• GOAL
Answer with nothing but a number: how many lines include the word "ffffff"?

• AVAILABLE RECORDS

>>

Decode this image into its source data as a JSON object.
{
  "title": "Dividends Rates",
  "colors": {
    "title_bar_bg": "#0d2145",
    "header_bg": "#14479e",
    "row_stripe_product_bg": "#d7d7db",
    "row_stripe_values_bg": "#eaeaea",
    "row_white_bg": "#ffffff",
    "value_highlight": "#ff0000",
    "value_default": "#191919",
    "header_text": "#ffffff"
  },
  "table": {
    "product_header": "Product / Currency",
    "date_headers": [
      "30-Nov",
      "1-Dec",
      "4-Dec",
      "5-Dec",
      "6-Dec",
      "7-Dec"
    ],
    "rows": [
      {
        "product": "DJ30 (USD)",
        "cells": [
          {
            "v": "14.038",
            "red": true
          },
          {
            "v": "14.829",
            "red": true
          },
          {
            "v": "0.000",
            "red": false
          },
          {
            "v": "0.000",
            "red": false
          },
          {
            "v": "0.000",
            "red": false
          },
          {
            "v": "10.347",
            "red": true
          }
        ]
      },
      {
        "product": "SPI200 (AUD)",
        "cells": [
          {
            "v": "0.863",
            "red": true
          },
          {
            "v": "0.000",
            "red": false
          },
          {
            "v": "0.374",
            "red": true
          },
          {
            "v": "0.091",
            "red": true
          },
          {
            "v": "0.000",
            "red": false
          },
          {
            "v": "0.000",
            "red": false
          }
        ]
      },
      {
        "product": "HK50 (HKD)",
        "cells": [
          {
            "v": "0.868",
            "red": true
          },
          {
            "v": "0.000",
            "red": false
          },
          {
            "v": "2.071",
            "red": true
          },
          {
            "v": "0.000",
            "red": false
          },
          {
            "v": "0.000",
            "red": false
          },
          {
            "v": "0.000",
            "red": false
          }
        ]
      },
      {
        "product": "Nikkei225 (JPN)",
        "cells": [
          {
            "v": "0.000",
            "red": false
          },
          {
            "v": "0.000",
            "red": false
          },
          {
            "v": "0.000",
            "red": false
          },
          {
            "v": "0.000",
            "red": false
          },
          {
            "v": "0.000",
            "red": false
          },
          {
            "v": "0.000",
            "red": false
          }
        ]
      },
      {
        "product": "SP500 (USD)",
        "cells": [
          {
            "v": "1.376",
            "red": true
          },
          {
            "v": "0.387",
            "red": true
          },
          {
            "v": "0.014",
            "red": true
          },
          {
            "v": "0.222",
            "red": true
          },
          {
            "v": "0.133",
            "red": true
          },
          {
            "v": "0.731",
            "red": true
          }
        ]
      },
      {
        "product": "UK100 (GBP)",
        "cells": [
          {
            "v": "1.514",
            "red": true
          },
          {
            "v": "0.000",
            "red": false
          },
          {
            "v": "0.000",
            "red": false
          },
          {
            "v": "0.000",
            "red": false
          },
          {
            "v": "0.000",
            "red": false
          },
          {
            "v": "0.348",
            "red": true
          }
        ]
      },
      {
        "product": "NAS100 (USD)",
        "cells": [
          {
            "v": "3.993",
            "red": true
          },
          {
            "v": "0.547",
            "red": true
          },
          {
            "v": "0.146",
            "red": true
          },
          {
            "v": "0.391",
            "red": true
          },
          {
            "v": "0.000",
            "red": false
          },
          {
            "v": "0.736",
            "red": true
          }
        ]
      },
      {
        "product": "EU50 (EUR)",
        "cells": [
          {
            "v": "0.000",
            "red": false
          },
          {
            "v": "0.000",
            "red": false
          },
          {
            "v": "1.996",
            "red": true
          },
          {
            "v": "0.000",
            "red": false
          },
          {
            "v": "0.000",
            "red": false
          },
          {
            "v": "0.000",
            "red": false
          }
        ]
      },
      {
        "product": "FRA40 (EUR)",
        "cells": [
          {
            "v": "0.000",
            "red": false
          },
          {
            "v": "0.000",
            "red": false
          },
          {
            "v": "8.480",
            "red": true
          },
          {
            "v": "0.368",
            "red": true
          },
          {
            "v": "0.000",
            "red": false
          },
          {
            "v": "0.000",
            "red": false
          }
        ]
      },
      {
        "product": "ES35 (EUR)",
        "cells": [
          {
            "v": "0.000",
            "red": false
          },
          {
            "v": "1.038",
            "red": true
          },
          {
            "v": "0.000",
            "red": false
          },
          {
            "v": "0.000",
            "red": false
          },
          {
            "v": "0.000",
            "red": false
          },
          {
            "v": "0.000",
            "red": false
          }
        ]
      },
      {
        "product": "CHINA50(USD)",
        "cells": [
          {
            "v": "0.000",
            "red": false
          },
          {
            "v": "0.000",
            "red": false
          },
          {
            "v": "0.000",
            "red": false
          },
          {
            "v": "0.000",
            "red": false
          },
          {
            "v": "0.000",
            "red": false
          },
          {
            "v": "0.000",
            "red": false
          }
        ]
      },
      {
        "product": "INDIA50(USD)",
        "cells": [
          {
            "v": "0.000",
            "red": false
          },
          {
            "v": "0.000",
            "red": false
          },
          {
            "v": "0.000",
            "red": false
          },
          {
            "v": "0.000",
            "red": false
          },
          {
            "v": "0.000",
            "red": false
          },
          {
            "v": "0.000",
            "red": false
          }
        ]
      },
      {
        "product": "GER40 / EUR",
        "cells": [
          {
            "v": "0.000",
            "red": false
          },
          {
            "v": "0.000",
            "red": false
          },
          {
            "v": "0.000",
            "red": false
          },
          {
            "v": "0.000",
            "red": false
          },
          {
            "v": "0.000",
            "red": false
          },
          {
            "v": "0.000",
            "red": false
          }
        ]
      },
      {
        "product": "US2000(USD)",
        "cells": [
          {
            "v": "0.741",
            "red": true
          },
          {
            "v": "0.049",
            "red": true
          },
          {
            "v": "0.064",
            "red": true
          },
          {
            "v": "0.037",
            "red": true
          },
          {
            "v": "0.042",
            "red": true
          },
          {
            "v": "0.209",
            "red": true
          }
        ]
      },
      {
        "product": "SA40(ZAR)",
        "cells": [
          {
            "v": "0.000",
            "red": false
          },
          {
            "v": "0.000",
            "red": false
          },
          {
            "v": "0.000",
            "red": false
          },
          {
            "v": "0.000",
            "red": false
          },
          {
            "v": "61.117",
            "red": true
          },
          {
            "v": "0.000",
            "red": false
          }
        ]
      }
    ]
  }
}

<<

• COMPLETE RESPONSE
2